*What is expected*
Answer with one number: how many lines have "trop".

*Available data*
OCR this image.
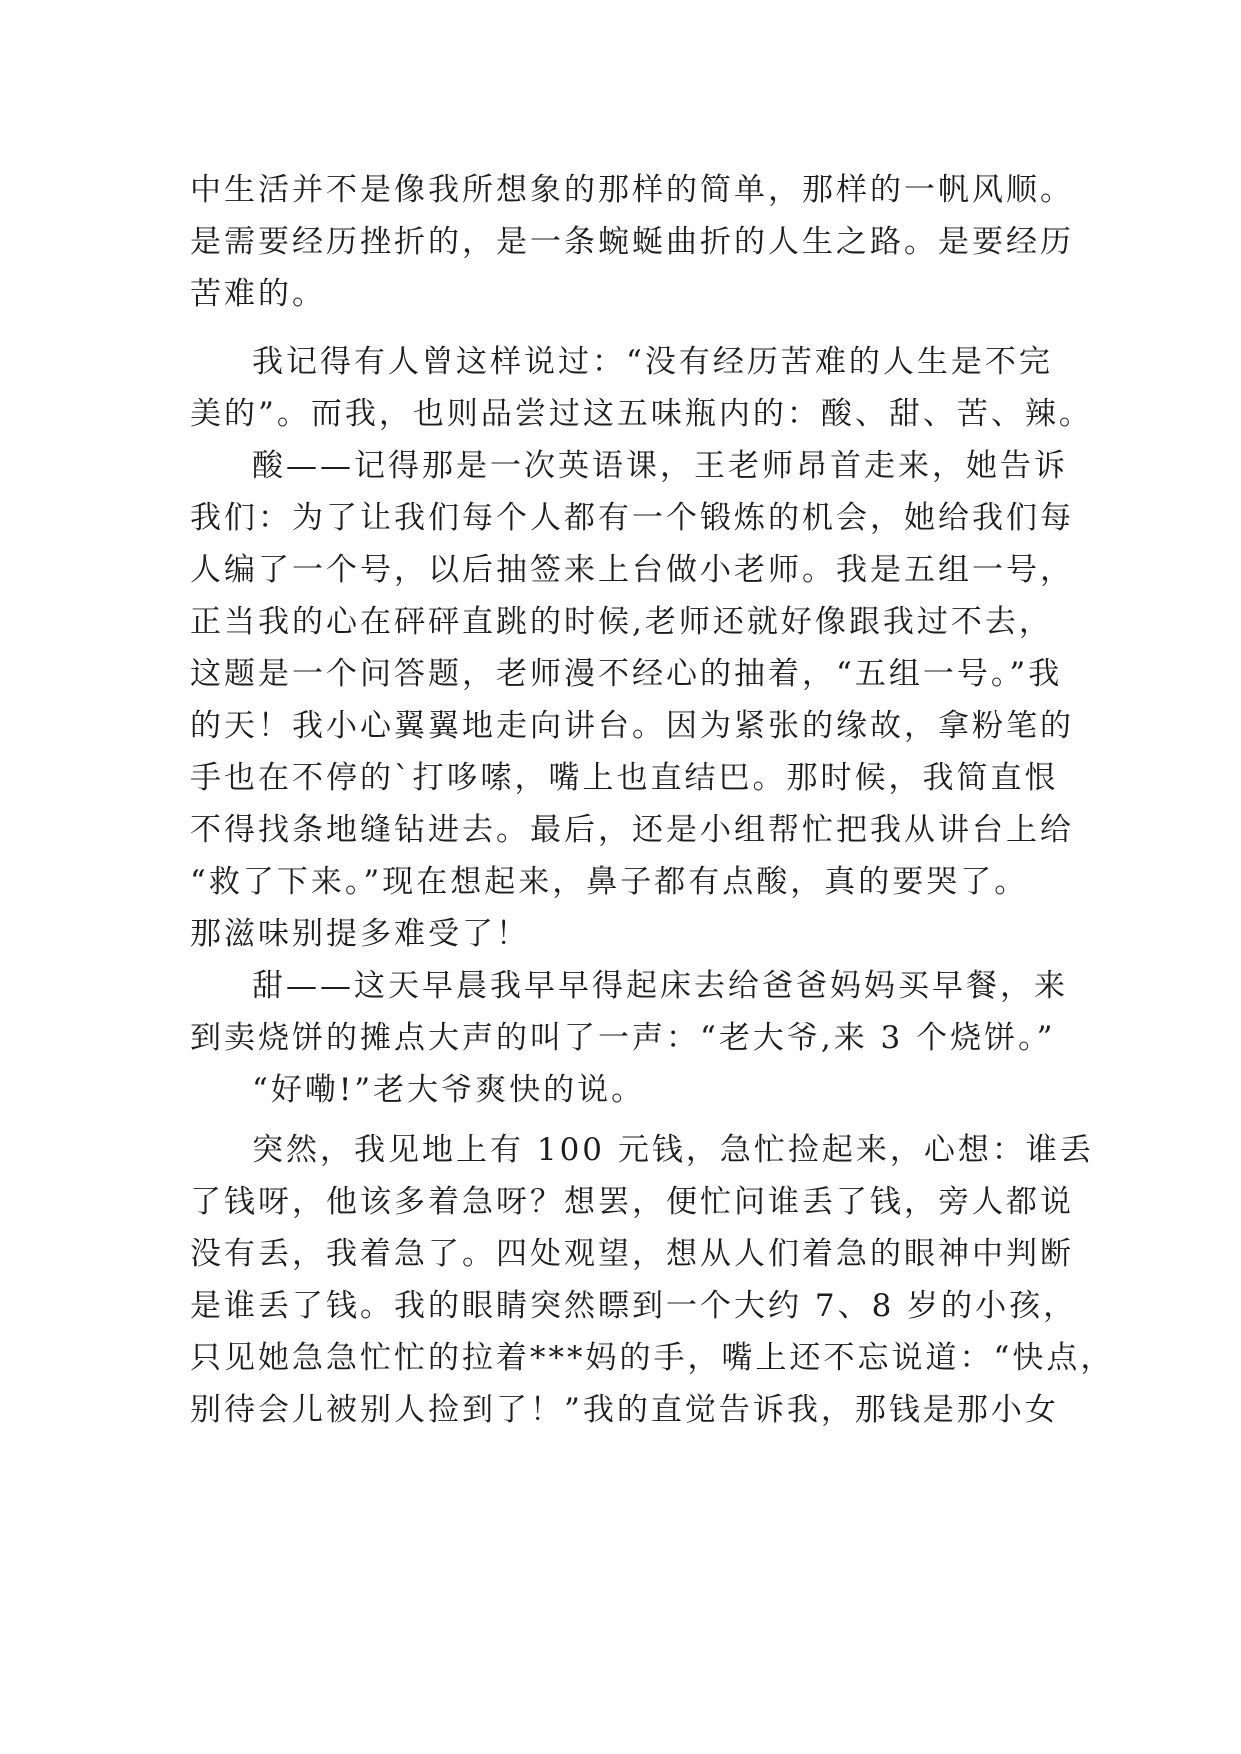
中生活并不是像我所想象的那样的简单，那样的一帆风顺。
是需要经历挫折的，是一条蜿蜒曲折的人生之路。是要经历
苦难的。
我记得有人曾这样说过：“没有经历苦难的人生是不完
美的”。而我，也则品尝过这五味瓶内的：酸、甜、苦、辣。
酸——记得那是一次英语课，王老师昂首走来，她告诉
我们：为了让我们每个人都有一个锻炼的机会，她给我们每
人编了一个号，以后抽签来上台做小老师。我是五组一号，
正当我的心在砰砰直跳的时候,老师还就好像跟我过不去，
这题是一个问答题，老师漫不经心的抽着，“五组一号。”我
的天！我小心翼翼地走向讲台。因为紧张的缘故，拿粉笔的
手也在不停的`打哆嗦，嘴上也直结巴。那时候，我简直恨
不得找条地缝钻进去。最后，还是小组帮忙把我从讲台上给
“救了下来。”现在想起来，鼻子都有点酸，真的要哭了。
那滋味别提多难受了！
甜——这天早晨我早早得起床去给爸爸妈妈买早餐，来
到卖烧饼的摊点大声的叫了一声：“老大爷,来 3 个烧饼。”
“好嘞!”老大爷爽快的说。
突然，我见地上有 100 元钱，急忙捡起来，心想：谁丢
了钱呀，他该多着急呀？想罢，便忙问谁丢了钱，旁人都说
没有丢，我着急了。四处观望，想从人们着急的眼神中判断
是谁丢了钱。我的眼睛突然瞟到一个大约 7、8 岁的小孩，
只见她急急忙忙的拉着***妈的手，嘴上还不忘说道：“快点，
别待会儿被别人捡到了！”我的直觉告诉我，那钱是那小女
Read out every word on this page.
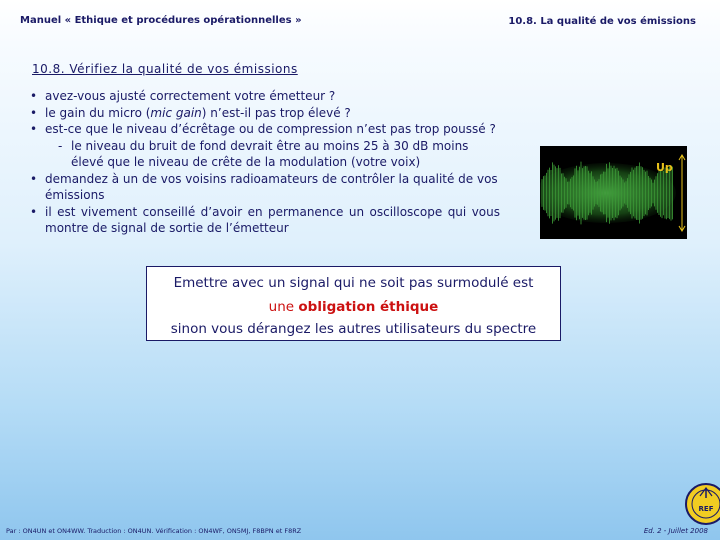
Manuel « Ethique et procédures opérationnelles »	10.8. La qualité de vos émissions
10.8. Vérifiez la qualité de vos émissions
• avez-vous ajusté correctement votre émetteur ?
• le gain du micro (mic gain) n’est-il pas trop élevé ?
• est-ce que le niveau d’écrêtage ou de compression n’est pas trop poussé ?
- le niveau du bruit de fond devrait être au moins 25 à 30 dB moins élevé que le niveau de crête de la modulation (votre voix)
• demandez à un de vos voisins radioamateurs de contrôler la qualité de vos émissions
• il est vivement conseillé d’avoir en permanence un oscilloscope qui vous montre de signal de sortie de l’émetteur
Up
Emettre avec un signal qui ne soit pas surmodulé est
une obligation éthique
sinon vous dérangez les autres utilisateurs du spectre
Par : ON4UN et ON4WW. Traduction : ON4UN. Vérification : ON4WF, ON5MJ, F8BPN et F8RZ	Ed. 2 - Juillet 2008
REF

*Task result*
2